EXERCISE INSTRUCTIONS :: Scan the material for the word "شعبه", and copy each line where it shows up.

Recorded data ::

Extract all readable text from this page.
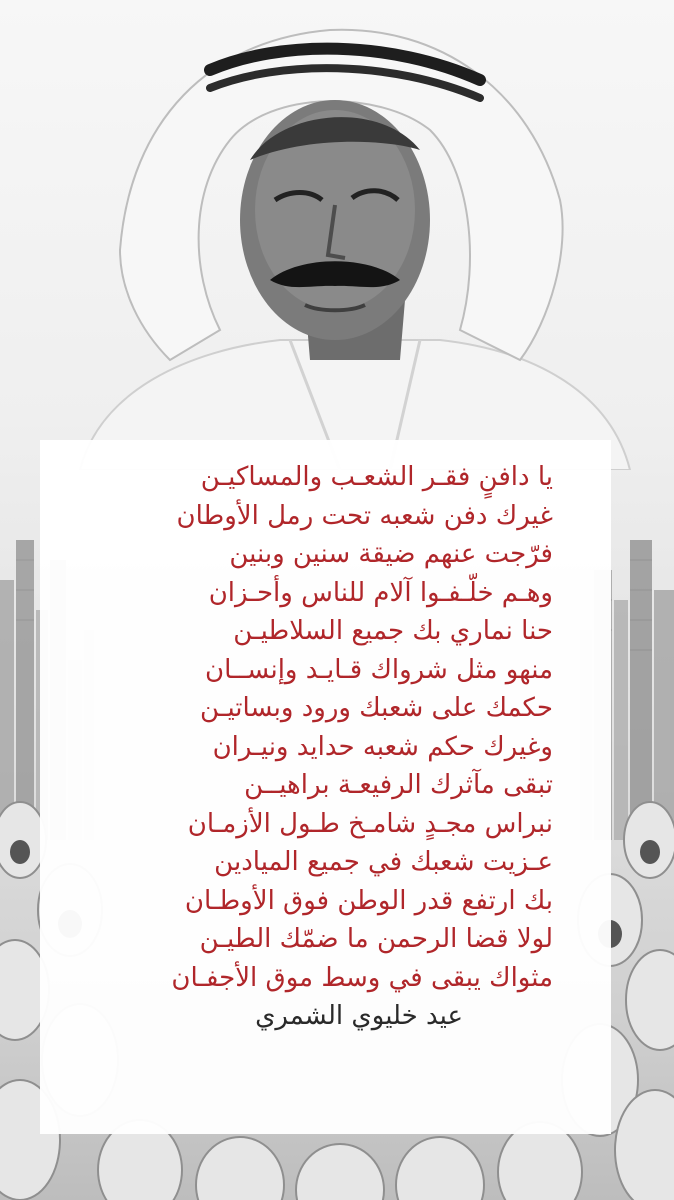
يا دافنٍ فقـر الشعـب والمساكيـن
غيرك دفن شعبه تحت رمل الأوطان
فرّجت عنهم ضيقة سنين وبنين
وهـم خلّـفـوا آلام للناس وأحـزان
حنا نماري بك جميع السلاطيـن
منهو مثل شرواك قـايـد وإنســان
حكمك على شعبك ورود وبساتيـن
وغيرك حكم شعبه حدايد ونيـران
تبقى مآثرك الرفيعـة براهيــن
نبراس مجـدٍ شامـخ طـول الأزمـان
عـزيت شعبك في جميع الميادين
بك ارتفع قدر الوطن فوق الأوطـان
لولا قضا الرحمن ما ضمّك الطيـن
مثواك يبقى في وسط موق الأجفـان
عيد خليوي الشمري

WORKED ANSWER ::
غيرك دفن شعبه تحت رمل الأوطان
وغيرك حكم شعبه حدايد ونيـران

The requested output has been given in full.